[Rows from a figure dataset]
+ + + + +

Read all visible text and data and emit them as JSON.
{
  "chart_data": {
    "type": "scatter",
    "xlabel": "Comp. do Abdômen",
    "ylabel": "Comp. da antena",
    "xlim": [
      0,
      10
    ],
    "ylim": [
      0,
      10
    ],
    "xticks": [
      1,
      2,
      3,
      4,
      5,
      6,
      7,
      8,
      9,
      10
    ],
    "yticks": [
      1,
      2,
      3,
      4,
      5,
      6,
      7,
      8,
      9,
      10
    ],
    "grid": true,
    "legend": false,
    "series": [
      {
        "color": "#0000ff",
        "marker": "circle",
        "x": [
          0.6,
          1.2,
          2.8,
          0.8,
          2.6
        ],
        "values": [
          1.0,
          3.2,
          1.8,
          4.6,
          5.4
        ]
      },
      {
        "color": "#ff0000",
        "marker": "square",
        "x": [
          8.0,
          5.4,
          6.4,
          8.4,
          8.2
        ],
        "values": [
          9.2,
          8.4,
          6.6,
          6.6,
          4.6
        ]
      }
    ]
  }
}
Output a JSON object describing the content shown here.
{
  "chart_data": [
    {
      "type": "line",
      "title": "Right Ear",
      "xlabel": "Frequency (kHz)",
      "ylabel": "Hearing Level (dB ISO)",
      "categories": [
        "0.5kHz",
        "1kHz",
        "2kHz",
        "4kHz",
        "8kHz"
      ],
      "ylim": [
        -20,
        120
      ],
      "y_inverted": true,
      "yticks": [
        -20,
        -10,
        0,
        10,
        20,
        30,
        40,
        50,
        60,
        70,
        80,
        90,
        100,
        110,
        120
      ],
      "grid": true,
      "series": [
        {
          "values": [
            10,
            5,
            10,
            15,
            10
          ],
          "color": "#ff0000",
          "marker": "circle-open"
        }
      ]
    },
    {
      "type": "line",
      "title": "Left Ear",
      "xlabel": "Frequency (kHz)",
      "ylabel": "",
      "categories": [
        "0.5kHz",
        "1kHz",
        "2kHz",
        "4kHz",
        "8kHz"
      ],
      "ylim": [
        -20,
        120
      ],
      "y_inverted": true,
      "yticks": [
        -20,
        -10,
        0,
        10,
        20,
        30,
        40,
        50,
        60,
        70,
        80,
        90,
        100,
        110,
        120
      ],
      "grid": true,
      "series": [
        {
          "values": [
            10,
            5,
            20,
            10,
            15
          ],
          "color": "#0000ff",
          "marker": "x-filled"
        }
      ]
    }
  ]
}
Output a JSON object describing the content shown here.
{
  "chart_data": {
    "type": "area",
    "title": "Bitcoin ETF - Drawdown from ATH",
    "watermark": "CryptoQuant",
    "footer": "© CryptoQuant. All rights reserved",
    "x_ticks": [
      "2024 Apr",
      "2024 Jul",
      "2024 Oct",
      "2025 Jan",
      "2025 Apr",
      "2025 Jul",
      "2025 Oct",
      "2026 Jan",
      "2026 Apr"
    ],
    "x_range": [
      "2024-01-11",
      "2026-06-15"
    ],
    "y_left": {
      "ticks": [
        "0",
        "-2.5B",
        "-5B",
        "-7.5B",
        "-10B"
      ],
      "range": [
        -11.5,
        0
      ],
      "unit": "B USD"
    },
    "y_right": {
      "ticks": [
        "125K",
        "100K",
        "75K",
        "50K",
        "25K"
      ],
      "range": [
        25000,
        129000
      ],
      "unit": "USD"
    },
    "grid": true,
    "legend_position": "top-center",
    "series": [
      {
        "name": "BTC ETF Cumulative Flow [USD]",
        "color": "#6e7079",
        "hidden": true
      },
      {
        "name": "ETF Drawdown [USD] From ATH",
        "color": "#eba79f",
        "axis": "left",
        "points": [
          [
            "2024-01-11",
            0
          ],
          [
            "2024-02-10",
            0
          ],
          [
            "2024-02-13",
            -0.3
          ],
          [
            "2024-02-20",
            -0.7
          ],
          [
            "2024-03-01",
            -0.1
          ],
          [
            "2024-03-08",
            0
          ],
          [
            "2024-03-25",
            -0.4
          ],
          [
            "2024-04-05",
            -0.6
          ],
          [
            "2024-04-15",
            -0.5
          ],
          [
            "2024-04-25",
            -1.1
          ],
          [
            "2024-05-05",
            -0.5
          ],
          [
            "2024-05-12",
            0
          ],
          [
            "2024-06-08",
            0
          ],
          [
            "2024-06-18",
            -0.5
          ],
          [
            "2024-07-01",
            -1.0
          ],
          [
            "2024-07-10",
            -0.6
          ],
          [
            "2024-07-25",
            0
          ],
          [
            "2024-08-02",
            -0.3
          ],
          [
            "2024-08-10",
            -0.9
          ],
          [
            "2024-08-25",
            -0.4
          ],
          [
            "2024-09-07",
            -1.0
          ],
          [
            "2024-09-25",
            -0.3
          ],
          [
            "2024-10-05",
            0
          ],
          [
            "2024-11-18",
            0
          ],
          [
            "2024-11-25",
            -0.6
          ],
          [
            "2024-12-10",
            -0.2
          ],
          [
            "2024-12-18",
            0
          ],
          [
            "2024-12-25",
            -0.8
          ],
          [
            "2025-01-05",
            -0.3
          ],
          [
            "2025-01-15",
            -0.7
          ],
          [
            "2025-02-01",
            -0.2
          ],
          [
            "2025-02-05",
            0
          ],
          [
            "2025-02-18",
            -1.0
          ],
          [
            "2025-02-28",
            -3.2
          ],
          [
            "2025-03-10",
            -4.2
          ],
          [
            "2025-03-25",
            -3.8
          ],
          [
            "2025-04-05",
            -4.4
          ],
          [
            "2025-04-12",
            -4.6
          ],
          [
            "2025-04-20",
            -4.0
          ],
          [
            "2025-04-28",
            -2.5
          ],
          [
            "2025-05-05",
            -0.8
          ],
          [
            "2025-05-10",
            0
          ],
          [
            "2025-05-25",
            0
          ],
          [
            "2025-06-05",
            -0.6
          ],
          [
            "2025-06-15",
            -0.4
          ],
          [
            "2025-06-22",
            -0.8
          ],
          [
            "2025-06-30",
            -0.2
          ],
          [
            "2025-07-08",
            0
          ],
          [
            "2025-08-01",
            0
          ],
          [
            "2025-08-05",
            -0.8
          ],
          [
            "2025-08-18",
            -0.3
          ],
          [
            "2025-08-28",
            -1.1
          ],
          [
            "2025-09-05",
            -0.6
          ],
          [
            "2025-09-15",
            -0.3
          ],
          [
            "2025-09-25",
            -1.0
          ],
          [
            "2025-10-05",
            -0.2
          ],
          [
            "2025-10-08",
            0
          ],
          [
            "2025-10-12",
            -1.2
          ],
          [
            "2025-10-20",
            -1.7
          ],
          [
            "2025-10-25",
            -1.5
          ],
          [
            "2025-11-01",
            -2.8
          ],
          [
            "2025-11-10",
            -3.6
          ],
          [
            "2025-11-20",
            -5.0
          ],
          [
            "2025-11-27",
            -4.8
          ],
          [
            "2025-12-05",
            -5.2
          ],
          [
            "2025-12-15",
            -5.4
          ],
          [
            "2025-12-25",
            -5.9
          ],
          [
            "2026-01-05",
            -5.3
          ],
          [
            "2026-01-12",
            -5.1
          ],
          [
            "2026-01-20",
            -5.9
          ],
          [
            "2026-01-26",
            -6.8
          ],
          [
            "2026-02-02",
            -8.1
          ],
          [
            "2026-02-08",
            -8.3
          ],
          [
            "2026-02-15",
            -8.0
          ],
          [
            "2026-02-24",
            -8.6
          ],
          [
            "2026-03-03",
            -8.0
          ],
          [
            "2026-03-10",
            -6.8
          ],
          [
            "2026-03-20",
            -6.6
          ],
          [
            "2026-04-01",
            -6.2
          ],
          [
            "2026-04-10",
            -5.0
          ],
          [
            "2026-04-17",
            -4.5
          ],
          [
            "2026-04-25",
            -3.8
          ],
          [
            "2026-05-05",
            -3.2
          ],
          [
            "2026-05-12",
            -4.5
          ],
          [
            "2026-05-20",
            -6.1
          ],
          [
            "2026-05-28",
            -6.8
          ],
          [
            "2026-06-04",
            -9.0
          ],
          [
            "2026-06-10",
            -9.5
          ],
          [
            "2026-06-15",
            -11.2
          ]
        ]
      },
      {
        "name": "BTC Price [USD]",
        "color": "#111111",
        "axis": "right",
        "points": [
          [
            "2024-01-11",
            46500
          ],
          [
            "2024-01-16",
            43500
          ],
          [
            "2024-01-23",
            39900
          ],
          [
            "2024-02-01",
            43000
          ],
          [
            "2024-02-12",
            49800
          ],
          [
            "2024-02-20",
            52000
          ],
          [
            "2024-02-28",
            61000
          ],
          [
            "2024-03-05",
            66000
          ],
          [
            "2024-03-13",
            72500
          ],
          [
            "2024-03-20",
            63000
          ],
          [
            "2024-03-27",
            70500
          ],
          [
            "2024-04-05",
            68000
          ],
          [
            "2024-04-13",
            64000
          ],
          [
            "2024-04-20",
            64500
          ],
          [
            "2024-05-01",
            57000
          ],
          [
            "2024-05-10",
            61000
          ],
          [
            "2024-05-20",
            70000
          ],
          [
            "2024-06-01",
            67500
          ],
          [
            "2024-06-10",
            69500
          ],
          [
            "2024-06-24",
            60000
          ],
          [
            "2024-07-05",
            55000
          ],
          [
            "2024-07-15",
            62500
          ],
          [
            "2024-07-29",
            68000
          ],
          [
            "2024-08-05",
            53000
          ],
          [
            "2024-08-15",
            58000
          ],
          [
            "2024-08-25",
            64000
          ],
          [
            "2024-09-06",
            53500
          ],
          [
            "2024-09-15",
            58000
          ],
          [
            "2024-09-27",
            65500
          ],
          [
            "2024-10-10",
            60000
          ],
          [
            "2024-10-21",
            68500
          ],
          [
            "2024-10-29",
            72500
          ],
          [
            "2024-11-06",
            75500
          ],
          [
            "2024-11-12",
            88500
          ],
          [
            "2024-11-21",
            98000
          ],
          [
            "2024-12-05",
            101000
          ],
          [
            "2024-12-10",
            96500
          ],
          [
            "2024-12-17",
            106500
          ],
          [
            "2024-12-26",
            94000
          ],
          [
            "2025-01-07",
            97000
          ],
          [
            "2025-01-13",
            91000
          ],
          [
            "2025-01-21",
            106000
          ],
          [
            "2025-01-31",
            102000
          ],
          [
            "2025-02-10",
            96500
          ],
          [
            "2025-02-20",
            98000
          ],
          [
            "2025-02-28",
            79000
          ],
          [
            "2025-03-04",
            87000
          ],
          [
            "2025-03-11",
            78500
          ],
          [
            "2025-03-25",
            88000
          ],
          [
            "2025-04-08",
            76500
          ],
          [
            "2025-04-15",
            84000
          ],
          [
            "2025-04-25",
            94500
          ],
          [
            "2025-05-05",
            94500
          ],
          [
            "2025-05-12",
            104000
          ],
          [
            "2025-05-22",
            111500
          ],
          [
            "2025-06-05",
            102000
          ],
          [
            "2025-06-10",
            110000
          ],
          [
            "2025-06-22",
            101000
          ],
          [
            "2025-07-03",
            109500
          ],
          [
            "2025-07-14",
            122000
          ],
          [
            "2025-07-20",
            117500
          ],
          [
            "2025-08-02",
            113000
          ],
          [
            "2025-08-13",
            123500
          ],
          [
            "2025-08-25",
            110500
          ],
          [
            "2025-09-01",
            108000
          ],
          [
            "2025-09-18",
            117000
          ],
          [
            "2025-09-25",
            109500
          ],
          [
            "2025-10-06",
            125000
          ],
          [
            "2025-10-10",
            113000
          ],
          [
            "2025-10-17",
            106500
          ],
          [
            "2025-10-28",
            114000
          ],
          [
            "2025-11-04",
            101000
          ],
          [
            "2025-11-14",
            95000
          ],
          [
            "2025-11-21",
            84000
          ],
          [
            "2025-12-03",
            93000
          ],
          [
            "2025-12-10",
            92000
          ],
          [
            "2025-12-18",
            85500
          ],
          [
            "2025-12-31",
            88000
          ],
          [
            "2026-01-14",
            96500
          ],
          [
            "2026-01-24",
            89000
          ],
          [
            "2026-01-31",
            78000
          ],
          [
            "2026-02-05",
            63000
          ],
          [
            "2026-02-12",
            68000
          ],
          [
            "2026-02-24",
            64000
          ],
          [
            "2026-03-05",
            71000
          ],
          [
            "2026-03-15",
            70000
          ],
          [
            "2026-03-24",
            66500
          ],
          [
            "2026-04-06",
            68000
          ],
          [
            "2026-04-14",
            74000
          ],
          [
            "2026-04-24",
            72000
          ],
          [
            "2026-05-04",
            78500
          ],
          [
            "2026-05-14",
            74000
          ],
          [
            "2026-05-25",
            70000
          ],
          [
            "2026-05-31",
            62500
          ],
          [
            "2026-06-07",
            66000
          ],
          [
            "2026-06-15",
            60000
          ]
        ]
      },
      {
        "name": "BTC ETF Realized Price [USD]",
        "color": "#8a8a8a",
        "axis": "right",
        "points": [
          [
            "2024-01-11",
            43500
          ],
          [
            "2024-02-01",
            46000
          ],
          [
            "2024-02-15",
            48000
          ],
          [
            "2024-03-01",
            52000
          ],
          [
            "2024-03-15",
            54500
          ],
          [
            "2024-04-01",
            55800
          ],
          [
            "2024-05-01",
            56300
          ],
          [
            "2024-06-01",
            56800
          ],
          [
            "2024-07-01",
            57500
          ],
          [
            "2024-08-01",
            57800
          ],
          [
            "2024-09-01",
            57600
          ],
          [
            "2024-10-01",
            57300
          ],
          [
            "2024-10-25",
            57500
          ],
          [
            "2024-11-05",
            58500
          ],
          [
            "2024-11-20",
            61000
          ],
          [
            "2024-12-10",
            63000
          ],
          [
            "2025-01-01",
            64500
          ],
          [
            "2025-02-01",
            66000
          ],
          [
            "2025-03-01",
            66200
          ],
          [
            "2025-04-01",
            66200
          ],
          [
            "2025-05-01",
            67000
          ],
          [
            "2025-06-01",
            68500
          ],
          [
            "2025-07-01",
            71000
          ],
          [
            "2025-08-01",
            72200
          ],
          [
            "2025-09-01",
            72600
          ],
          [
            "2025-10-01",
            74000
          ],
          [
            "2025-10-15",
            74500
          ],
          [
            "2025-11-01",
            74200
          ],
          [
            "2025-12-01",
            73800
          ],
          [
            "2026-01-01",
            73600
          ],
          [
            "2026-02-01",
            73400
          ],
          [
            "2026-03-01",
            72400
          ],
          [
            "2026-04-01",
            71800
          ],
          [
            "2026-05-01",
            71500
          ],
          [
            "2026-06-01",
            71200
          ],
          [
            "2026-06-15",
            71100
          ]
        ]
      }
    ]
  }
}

+ + + + +

◆ **WHAT TO DO**
Write out every line of the listing that holds the word "title".

◆ **SOLVED PROBLEM**
      "title": "Right Ear",
      "title": "Left Ear",
    "title": "Bitcoin ETF - Drawdown from ATH",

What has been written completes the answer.